[Collected data]
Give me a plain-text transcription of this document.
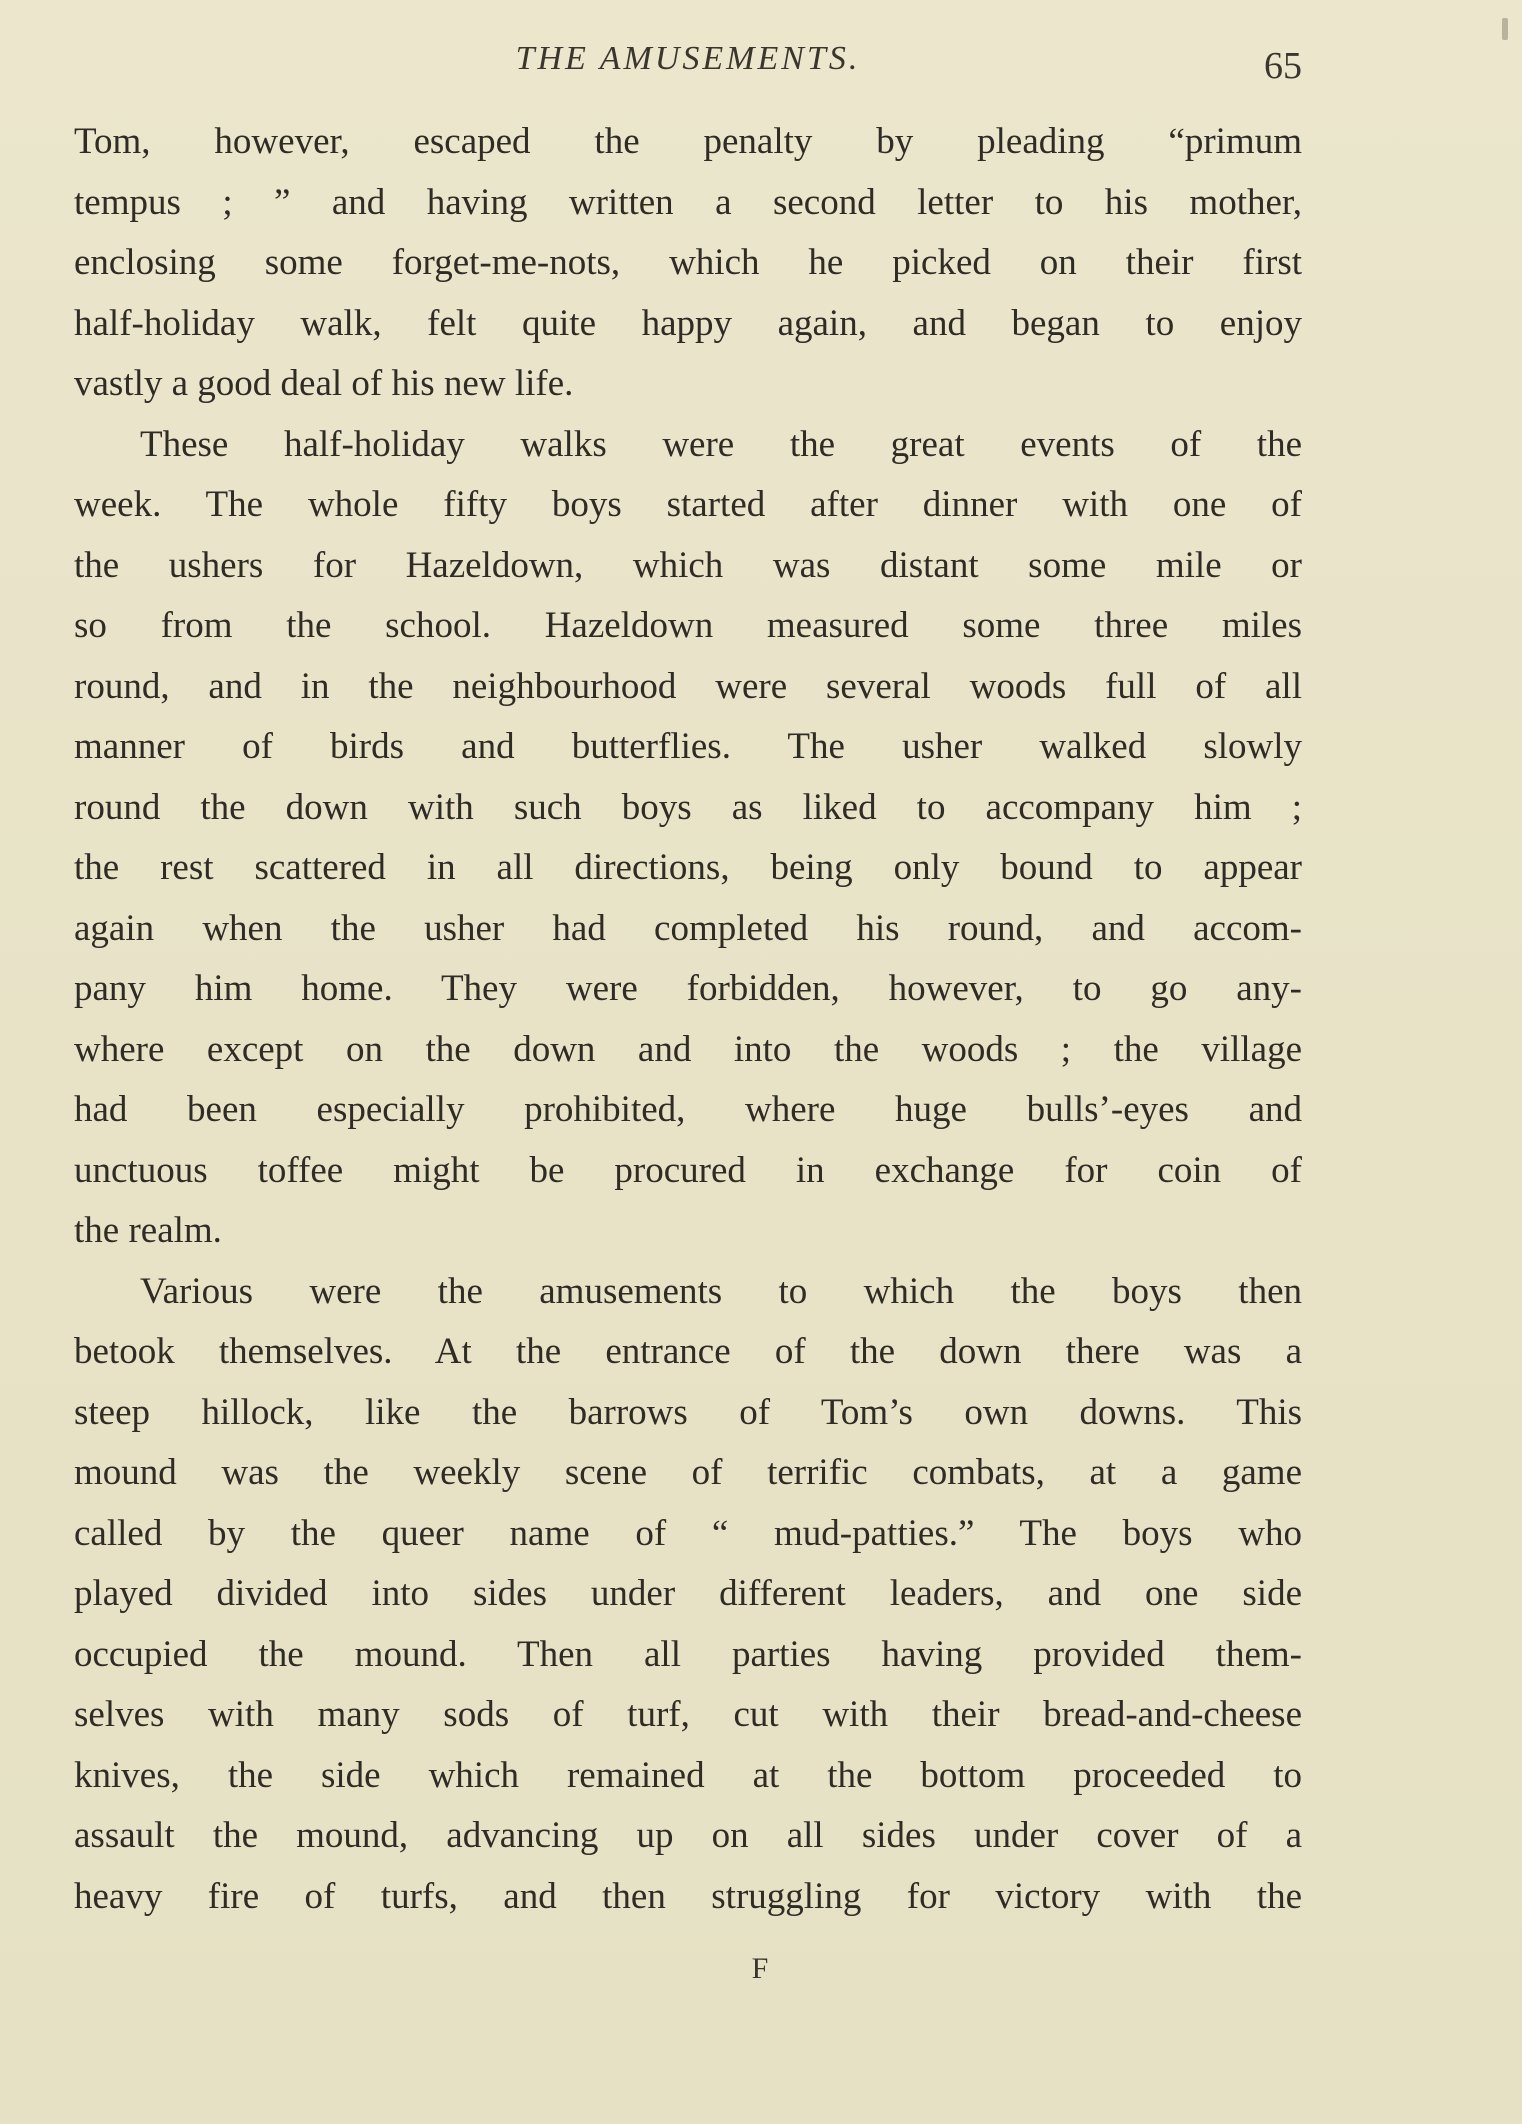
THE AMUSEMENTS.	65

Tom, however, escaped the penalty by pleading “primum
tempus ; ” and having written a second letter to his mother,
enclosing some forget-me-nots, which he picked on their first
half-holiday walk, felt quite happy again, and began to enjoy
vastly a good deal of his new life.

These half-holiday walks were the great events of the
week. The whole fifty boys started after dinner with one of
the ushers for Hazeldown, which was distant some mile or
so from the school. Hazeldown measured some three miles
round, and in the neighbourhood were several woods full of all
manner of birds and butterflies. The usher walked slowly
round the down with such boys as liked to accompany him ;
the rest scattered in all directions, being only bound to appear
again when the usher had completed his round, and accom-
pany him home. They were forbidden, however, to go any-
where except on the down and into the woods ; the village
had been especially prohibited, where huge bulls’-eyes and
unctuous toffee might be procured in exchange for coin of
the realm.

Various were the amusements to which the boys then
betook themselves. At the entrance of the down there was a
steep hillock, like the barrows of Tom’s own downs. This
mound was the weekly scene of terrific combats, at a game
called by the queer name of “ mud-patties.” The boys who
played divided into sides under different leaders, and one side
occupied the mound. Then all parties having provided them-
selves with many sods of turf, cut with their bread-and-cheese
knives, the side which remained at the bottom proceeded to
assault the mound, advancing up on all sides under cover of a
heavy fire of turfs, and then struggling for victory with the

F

* * *

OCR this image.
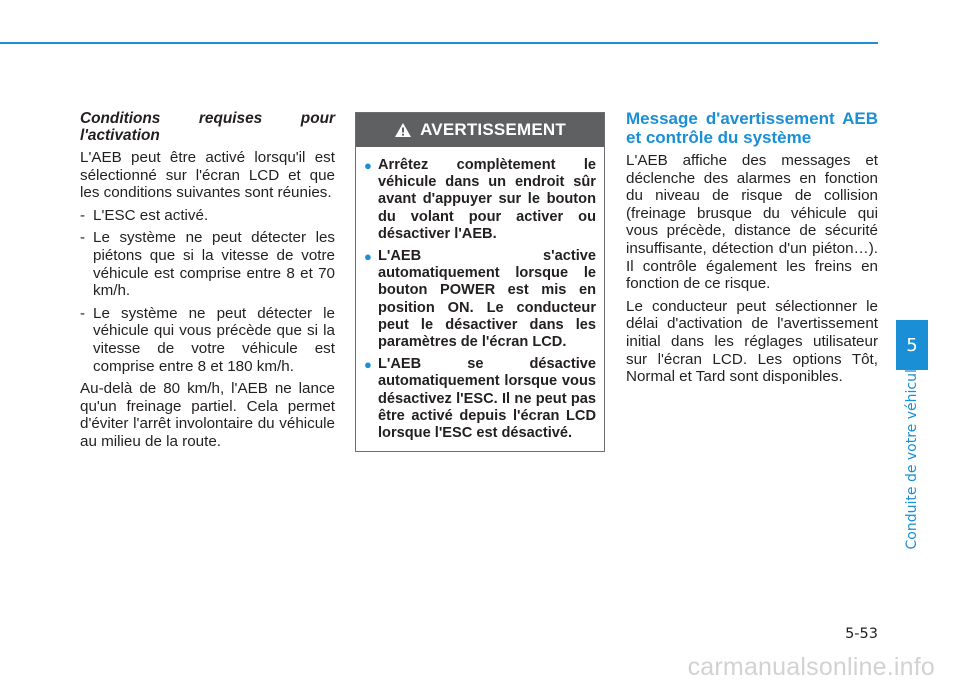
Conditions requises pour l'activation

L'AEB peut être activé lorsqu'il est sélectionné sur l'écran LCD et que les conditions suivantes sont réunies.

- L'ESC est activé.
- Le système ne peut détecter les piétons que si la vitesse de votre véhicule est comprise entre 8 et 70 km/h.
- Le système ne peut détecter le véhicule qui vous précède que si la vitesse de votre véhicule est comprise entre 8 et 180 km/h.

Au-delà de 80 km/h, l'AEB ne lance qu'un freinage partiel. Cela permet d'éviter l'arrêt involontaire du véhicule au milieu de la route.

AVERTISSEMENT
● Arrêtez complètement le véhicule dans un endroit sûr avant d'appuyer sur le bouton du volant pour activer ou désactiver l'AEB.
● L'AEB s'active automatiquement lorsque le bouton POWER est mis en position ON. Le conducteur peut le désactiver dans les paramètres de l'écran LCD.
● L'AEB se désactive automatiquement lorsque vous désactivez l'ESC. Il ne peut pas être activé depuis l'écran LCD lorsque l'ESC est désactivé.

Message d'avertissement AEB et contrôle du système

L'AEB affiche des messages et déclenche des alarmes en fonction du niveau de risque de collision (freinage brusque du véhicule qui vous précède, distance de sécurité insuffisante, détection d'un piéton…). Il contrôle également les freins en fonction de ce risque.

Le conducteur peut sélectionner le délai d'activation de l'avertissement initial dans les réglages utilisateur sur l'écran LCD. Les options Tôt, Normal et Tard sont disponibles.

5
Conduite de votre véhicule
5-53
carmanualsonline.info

__WORK TO DO__. Only the number is needed here: how many lines of the records contain "Hazeldown"?

__SOLUTION TO THIS TASK__. 2